*WHAT IS ASKED:*
Copy the entries from the line containing "Legend: 0.35m, 1.8m, 6.0m, 23.5m: 0.35m, 1.8m, 6.0m, 23.5m" through the line containing "6.0m xyxy=(131,158,138,164)", replacing "Aug 8" with "August 8" and leaving everything else as it is.

*DATA EXTRACT:*
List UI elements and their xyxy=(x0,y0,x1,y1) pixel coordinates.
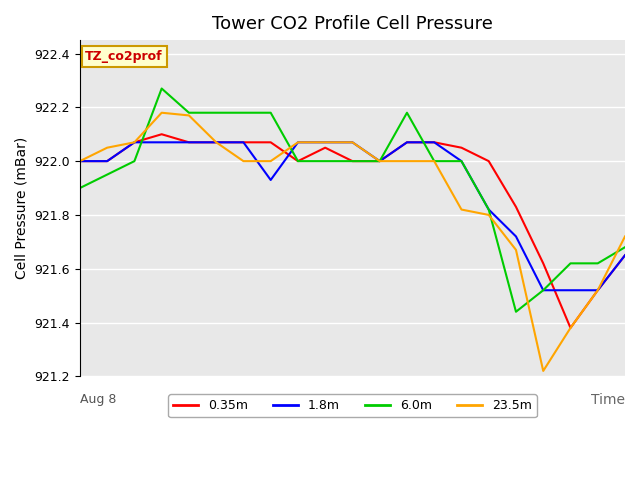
Legend: 0.35m, 1.8m, 6.0m, 23.5m: 0.35m, 1.8m, 6.0m, 23.5m xyxy=(168,394,537,417)
0.35m xyxy=(76,158,84,164)
Text: Time: Time xyxy=(591,393,625,407)
0.35m xyxy=(185,139,193,145)
23.5m xyxy=(458,207,465,213)
0.35m xyxy=(103,158,111,164)
6.0m xyxy=(403,110,411,116)
0.35m xyxy=(212,139,220,145)
Text: Aug 8: Aug 8 xyxy=(80,393,116,406)
0.35m xyxy=(540,261,547,266)
Text: TZ_co2prof: TZ_co2prof xyxy=(85,50,163,63)
23.5m xyxy=(349,139,356,145)
6.0m xyxy=(349,158,356,164)
1.8m xyxy=(458,158,465,164)
6.0m xyxy=(294,158,302,164)
1.8m xyxy=(621,252,629,258)
23.5m xyxy=(403,158,411,164)
1.8m xyxy=(376,158,383,164)
0.35m xyxy=(403,139,411,145)
Line: 1.8m: 1.8m xyxy=(80,142,625,290)
6.0m xyxy=(267,110,275,116)
1.8m xyxy=(158,139,166,145)
6.0m xyxy=(540,288,547,293)
1.8m xyxy=(512,234,520,240)
1.8m xyxy=(430,139,438,145)
23.5m xyxy=(485,212,493,218)
23.5m xyxy=(212,139,220,145)
1.8m xyxy=(403,139,411,145)
0.35m xyxy=(376,158,383,164)
6.0m xyxy=(621,244,629,250)
23.5m xyxy=(621,234,629,240)
6.0m xyxy=(485,207,493,213)
6.0m xyxy=(594,261,602,266)
Y-axis label: Cell Pressure (mBar): Cell Pressure (mBar) xyxy=(15,137,29,279)
1.8m xyxy=(294,139,302,145)
1.8m xyxy=(76,158,84,164)
6.0m xyxy=(321,158,329,164)
0.35m xyxy=(430,139,438,145)
6.0m xyxy=(158,85,166,91)
1.8m xyxy=(103,158,111,164)
23.5m xyxy=(76,158,84,164)
Line: 23.5m: 23.5m xyxy=(80,113,625,371)
23.5m xyxy=(294,139,302,145)
1.8m xyxy=(185,139,193,145)
23.5m xyxy=(131,139,138,145)
1.8m xyxy=(131,139,138,145)
0.35m xyxy=(566,325,574,331)
23.5m xyxy=(512,247,520,253)
1.8m xyxy=(349,139,356,145)
23.5m xyxy=(376,158,383,164)
23.5m xyxy=(185,112,193,118)
6.0m xyxy=(239,110,247,116)
23.5m xyxy=(540,368,547,374)
0.35m xyxy=(621,252,629,258)
1.8m xyxy=(566,288,574,293)
23.5m xyxy=(321,139,329,145)
0.35m xyxy=(512,204,520,210)
Line: 0.35m: 0.35m xyxy=(80,134,625,328)
Line: 6.0m: 6.0m xyxy=(80,88,625,312)
0.35m xyxy=(158,132,166,137)
0.35m xyxy=(458,145,465,151)
1.8m xyxy=(485,207,493,213)
0.35m xyxy=(485,158,493,164)
1.8m xyxy=(321,139,329,145)
0.35m xyxy=(294,158,302,164)
6.0m xyxy=(512,309,520,314)
6.0m xyxy=(376,158,383,164)
6.0m xyxy=(131,158,138,164)
Title: Tower CO2 Profile Cell Pressure: Tower CO2 Profile Cell Pressure xyxy=(212,15,493,33)
23.5m xyxy=(430,158,438,164)
6.0m xyxy=(185,110,193,116)
1.8m xyxy=(239,139,247,145)
0.35m xyxy=(131,139,138,145)
1.8m xyxy=(267,177,275,183)
23.5m xyxy=(103,145,111,151)
23.5m xyxy=(158,110,166,116)
6.0m xyxy=(430,158,438,164)
0.35m xyxy=(239,139,247,145)
6.0m xyxy=(103,172,111,178)
0.35m xyxy=(594,288,602,293)
23.5m xyxy=(566,325,574,331)
0.35m xyxy=(349,158,356,164)
23.5m xyxy=(594,288,602,293)
1.8m xyxy=(212,139,220,145)
6.0m xyxy=(212,110,220,116)
1.8m xyxy=(540,288,547,293)
0.35m xyxy=(321,145,329,151)
1.8m xyxy=(594,288,602,293)
23.5m xyxy=(267,158,275,164)
6.0m xyxy=(566,261,574,266)
6.0m xyxy=(458,158,465,164)
0.35m xyxy=(267,139,275,145)
23.5m xyxy=(239,158,247,164)
6.0m xyxy=(76,185,84,191)
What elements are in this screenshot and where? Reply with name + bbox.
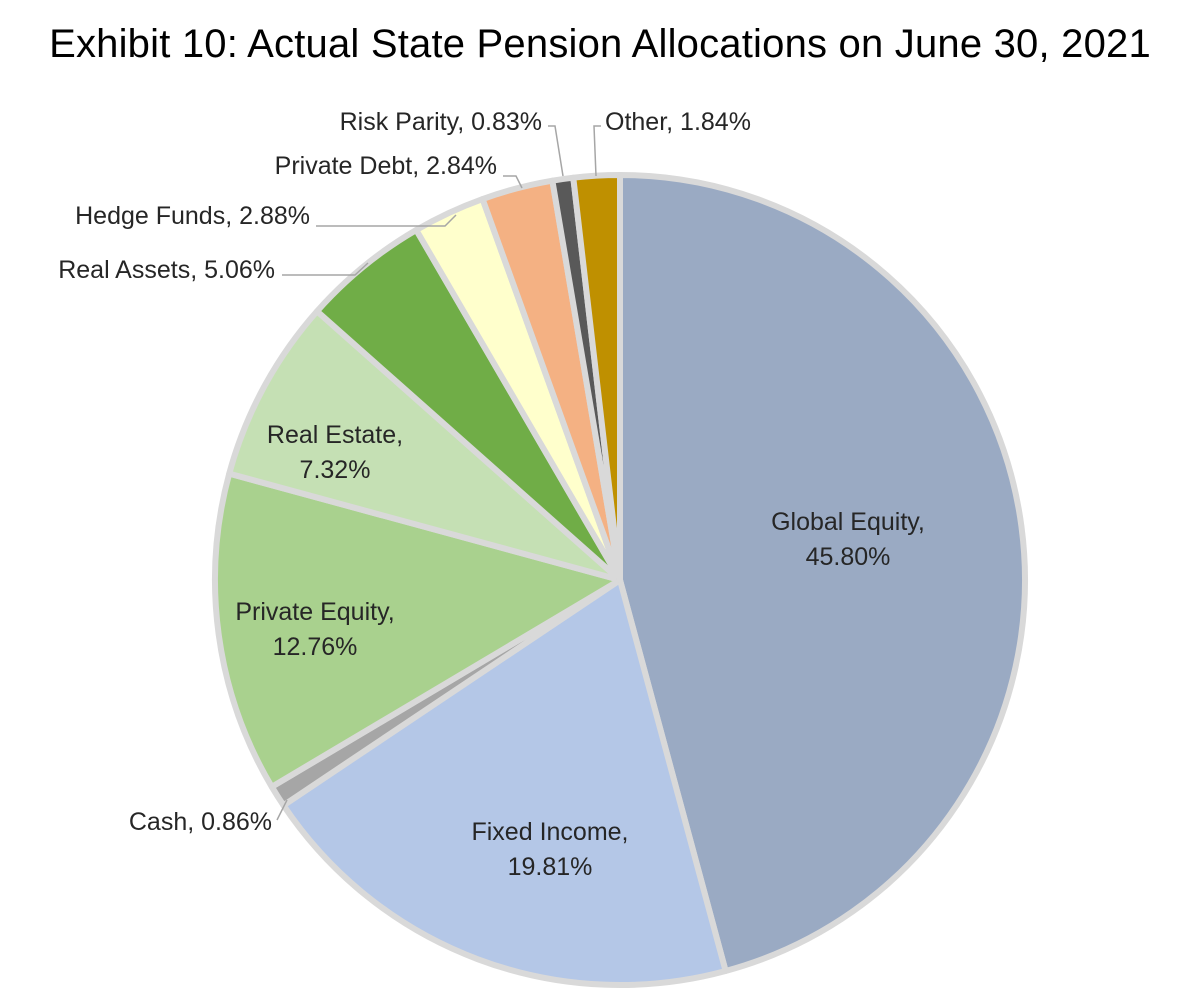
pie-slice-real-estate <box>226 308 623 583</box>
data-label-hedge-funds: Hedge Funds, 2.88% <box>75 202 310 230</box>
data-label-private-debt: Private Debt, 2.84% <box>275 152 497 180</box>
data-label-global-equity: Global Equity, 45.80% <box>771 508 925 571</box>
chart-title: Exhibit 10: Actual State Pension Allocat… <box>49 22 1151 66</box>
data-label-other: Other, 1.84% <box>605 108 751 136</box>
leader-line-real-assets <box>282 262 369 276</box>
leader-line-hedge-funds <box>316 214 457 227</box>
pie-slice-private-equity <box>212 470 623 790</box>
data-label-real-estate: Real Estate, 7.32% <box>267 421 403 484</box>
data-label-risk-parity: Risk Parity, 0.83% <box>340 108 542 136</box>
data-label-cash: Cash, 0.86% <box>129 808 272 836</box>
leader-line-other <box>593 125 601 177</box>
leader-line-risk-parity <box>548 125 564 177</box>
pie-slice-fixed-income <box>280 577 729 988</box>
pie-slice-global-equity <box>617 172 1028 974</box>
leader-line-cash <box>276 799 288 821</box>
leader-line-private-debt <box>503 175 523 189</box>
data-label-fixed-income: Fixed Income, 19.81% <box>471 818 628 881</box>
data-label-private-equity: Private Equity, 12.76% <box>235 598 394 661</box>
data-label-real-assets: Real Assets, 5.06% <box>58 256 275 284</box>
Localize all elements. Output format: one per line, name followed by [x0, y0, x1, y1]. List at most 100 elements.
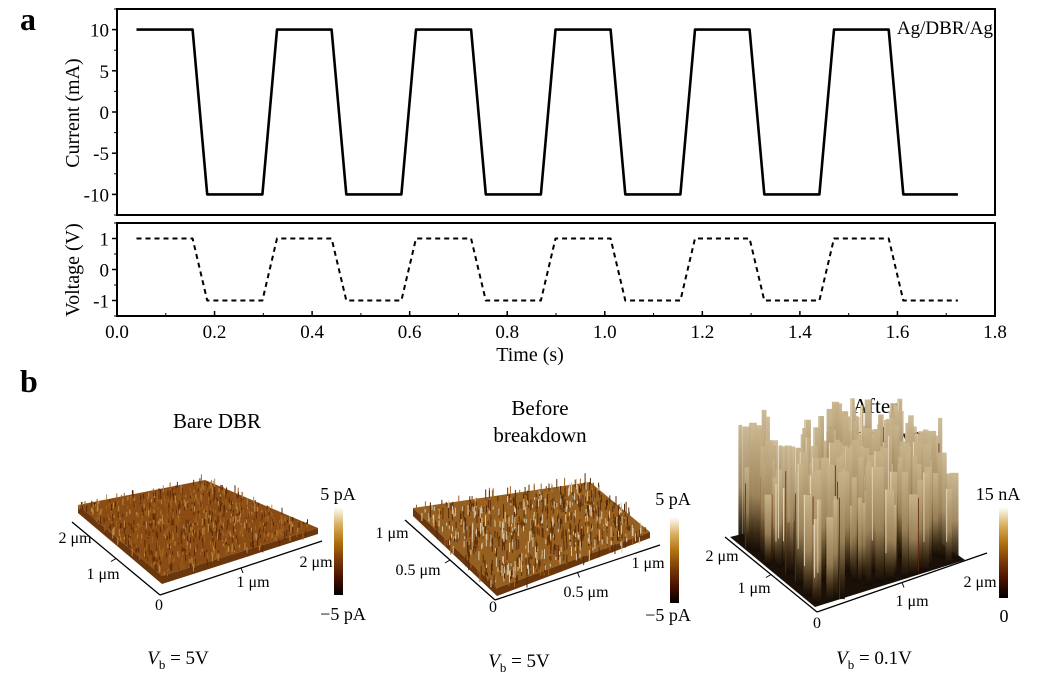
y-tick-label: -1 [93, 292, 109, 313]
afm-column [885, 489, 894, 581]
time-axis-label: Time (s) [496, 344, 564, 366]
bias-subscript: b [500, 660, 507, 675]
afm-column [803, 494, 812, 597]
afm-axes-before-breakdown [404, 519, 661, 601]
afm-right-axis-label-1: 0.5 μm [563, 584, 609, 601]
afm-right-axis-label-2: 2 μm [299, 554, 333, 571]
afm-column [749, 422, 757, 551]
bias-label-bare-dbr: Vb = 5V [147, 648, 209, 672]
y-tick-label: -10 [84, 185, 109, 206]
afm-origin-label: 0 [813, 615, 821, 632]
y-tick-label: 10 [90, 21, 109, 42]
afm-column [797, 463, 804, 586]
bias-value: = 0.1V [854, 648, 912, 669]
afm-left-axis-label-1: 0.5 μm [395, 562, 441, 579]
afm-left-axis-label-1: 1 μm [86, 566, 120, 583]
x-tick-label: 1.4 [788, 322, 812, 343]
bias-symbol: V [488, 651, 502, 672]
x-tick-label: 0.2 [203, 322, 227, 343]
afm-left-axis-label-2: 1 μm [375, 525, 409, 542]
afm-right-axis-label-1: 1 μm [236, 574, 270, 591]
afm-column [764, 494, 772, 566]
current-series-line [136, 28, 958, 196]
afm-column [843, 471, 850, 573]
afm-column [932, 473, 941, 557]
afm-axes-bare-dbr [71, 521, 323, 596]
afm-origin-label: 0 [489, 599, 497, 616]
afm-column [909, 424, 914, 542]
y-tick-label: 0 [100, 103, 110, 124]
bias-symbol: V [147, 648, 161, 669]
x-tick-label: 1.6 [886, 322, 910, 343]
afm-origin-label: 0 [155, 597, 163, 614]
afm-column [822, 457, 829, 568]
afm-column [949, 472, 959, 559]
x-tick-label: 1.0 [593, 322, 617, 343]
afm-surface-side [78, 505, 318, 584]
afm-column [892, 504, 896, 577]
afm-column [866, 461, 872, 586]
afm-left-axis-label-1: 1 μm [737, 580, 771, 597]
afm-column [816, 499, 822, 605]
voltage-plot-frame [116, 222, 996, 317]
afm-column [777, 469, 782, 569]
afm-column [917, 479, 923, 571]
voltage-series-line [136, 237, 958, 302]
afm-column [875, 466, 884, 583]
afm-right-axis-label-1: 1 μm [895, 593, 929, 610]
bias-label-before-breakdown: Vb = 5V [488, 651, 550, 675]
y-tick-label: -5 [93, 144, 109, 165]
afm-column [901, 471, 908, 579]
afm-column [922, 472, 929, 572]
current-plot-frame [116, 8, 996, 216]
afm-tick [444, 559, 451, 564]
afm-column [738, 424, 743, 537]
afm-left-axis-label-2: 2 μm [705, 548, 739, 565]
afm-column [833, 499, 838, 599]
afm-surface-side [413, 508, 650, 596]
x-tick-label: 0.6 [398, 322, 422, 343]
afm-surface-bare-dbr [78, 474, 318, 584]
x-tick-label: 1.2 [690, 322, 714, 343]
afm-surface-before-breakdown [413, 473, 650, 596]
afm-title-line-2: breakdown [493, 423, 587, 447]
afm-column [753, 429, 761, 552]
bias-symbol: V [836, 648, 850, 669]
afm-column [826, 517, 834, 602]
bias-value: = 5V [165, 648, 209, 669]
afm-tick [110, 558, 117, 562]
afm-column [945, 488, 952, 565]
afm-panel-before-breakdown: Before breakdown 1 μm 0.5 μm 0.5 μm 1 μm… [375, 396, 690, 675]
colorbar-max-label: 15 nA [976, 484, 1021, 504]
colorbar-max-label: 5 pA [655, 489, 691, 509]
colorbar-bare-dbr [334, 507, 343, 595]
colorbar-min-label: −5 pA [320, 604, 366, 624]
afm-column [938, 452, 947, 559]
current-axis-label: Current (mA) [62, 58, 84, 167]
colorbar-max-label: 5 pA [320, 484, 356, 504]
bias-subscript: b [848, 657, 855, 672]
panel-label-b: b [20, 363, 38, 399]
voltage-axis-label: Voltage (V) [62, 223, 84, 317]
x-tick-label: 1.8 [983, 322, 1007, 343]
current-plot: Ag/DBR/Ag Current (mA) 10 5 0 -5 -10 [62, 8, 996, 216]
afm-column [862, 503, 866, 579]
afm-column [857, 497, 862, 584]
bias-value: = 5V [506, 651, 550, 672]
afm-column [784, 445, 792, 574]
colorbar-after-breakdown [999, 507, 1008, 598]
afm-column [851, 477, 857, 582]
afm-right-axis-label-2: 1 μm [631, 555, 665, 572]
colorbar-min-label: 0 [1000, 606, 1009, 626]
voltage-plot: Voltage (V) 1 0 -1 [62, 222, 996, 317]
afm-column [775, 484, 780, 566]
colorbar-min-label: −5 pA [645, 605, 691, 625]
afm-title-line-1: Before [511, 396, 568, 420]
afm-column [760, 446, 765, 558]
y-tick-label: 0 [100, 261, 110, 282]
panel-label-a: a [20, 1, 36, 37]
y-tick-label: 5 [100, 62, 110, 83]
x-tick-label: 0.0 [105, 322, 129, 343]
colorbar-before-breakdown [670, 517, 679, 603]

*SOLUTION TO THIS TASK:*
Legend: 0.35m, 1.8m, 6.0m, 23.5m: 0.35m, 1.8m, 6.0m, 23.5m xyxy=(168,394,537,417)
0.35m xyxy=(76,158,84,164)
Text: Time: Time xyxy=(591,393,625,407)
0.35m xyxy=(185,139,193,145)
23.5m xyxy=(458,207,465,213)
0.35m xyxy=(103,158,111,164)
6.0m xyxy=(403,110,411,116)
0.35m xyxy=(212,139,220,145)
Text: August 8: August 8 xyxy=(80,393,116,406)
0.35m xyxy=(540,261,547,266)
Text: TZ_co2prof: TZ_co2prof xyxy=(85,50,163,63)
23.5m xyxy=(349,139,356,145)
6.0m xyxy=(349,158,356,164)
1.8m xyxy=(458,158,465,164)
6.0m xyxy=(294,158,302,164)
1.8m xyxy=(621,252,629,258)
23.5m xyxy=(403,158,411,164)
1.8m xyxy=(376,158,383,164)
0.35m xyxy=(403,139,411,145)
Line: 1.8m: 1.8m xyxy=(80,142,625,290)
6.0m xyxy=(267,110,275,116)
1.8m xyxy=(158,139,166,145)
6.0m xyxy=(540,288,547,293)
1.8m xyxy=(512,234,520,240)
1.8m xyxy=(430,139,438,145)
23.5m xyxy=(485,212,493,218)
23.5m xyxy=(212,139,220,145)
1.8m xyxy=(403,139,411,145)
0.35m xyxy=(376,158,383,164)
6.0m xyxy=(621,244,629,250)
23.5m xyxy=(621,234,629,240)
6.0m xyxy=(485,207,493,213)
6.0m xyxy=(594,261,602,266)
Y-axis label: Cell Pressure (mBar): Cell Pressure (mBar) xyxy=(15,137,29,279)
1.8m xyxy=(294,139,302,145)
1.8m xyxy=(76,158,84,164)
6.0m xyxy=(321,158,329,164)
0.35m xyxy=(430,139,438,145)
6.0m xyxy=(158,85,166,91)
1.8m xyxy=(103,158,111,164)
23.5m xyxy=(76,158,84,164)
Line: 23.5m: 23.5m xyxy=(80,113,625,371)
23.5m xyxy=(294,139,302,145)
1.8m xyxy=(185,139,193,145)
23.5m xyxy=(131,139,138,145)
1.8m xyxy=(131,139,138,145)
0.35m xyxy=(566,325,574,331)
23.5m xyxy=(512,247,520,253)
1.8m xyxy=(349,139,356,145)
23.5m xyxy=(376,158,383,164)
23.5m xyxy=(185,112,193,118)
6.0m xyxy=(239,110,247,116)
23.5m xyxy=(540,368,547,374)
0.35m xyxy=(621,252,629,258)
1.8m xyxy=(566,288,574,293)
23.5m xyxy=(321,139,329,145)
0.35m xyxy=(512,204,520,210)
Line: 0.35m: 0.35m xyxy=(80,134,625,328)
Line: 6.0m: 6.0m xyxy=(80,88,625,312)
0.35m xyxy=(158,132,166,137)
0.35m xyxy=(458,145,465,151)
1.8m xyxy=(485,207,493,213)
0.35m xyxy=(485,158,493,164)
1.8m xyxy=(321,139,329,145)
0.35m xyxy=(294,158,302,164)
6.0m xyxy=(512,309,520,314)
6.0m xyxy=(376,158,383,164)
6.0m xyxy=(131,158,138,164)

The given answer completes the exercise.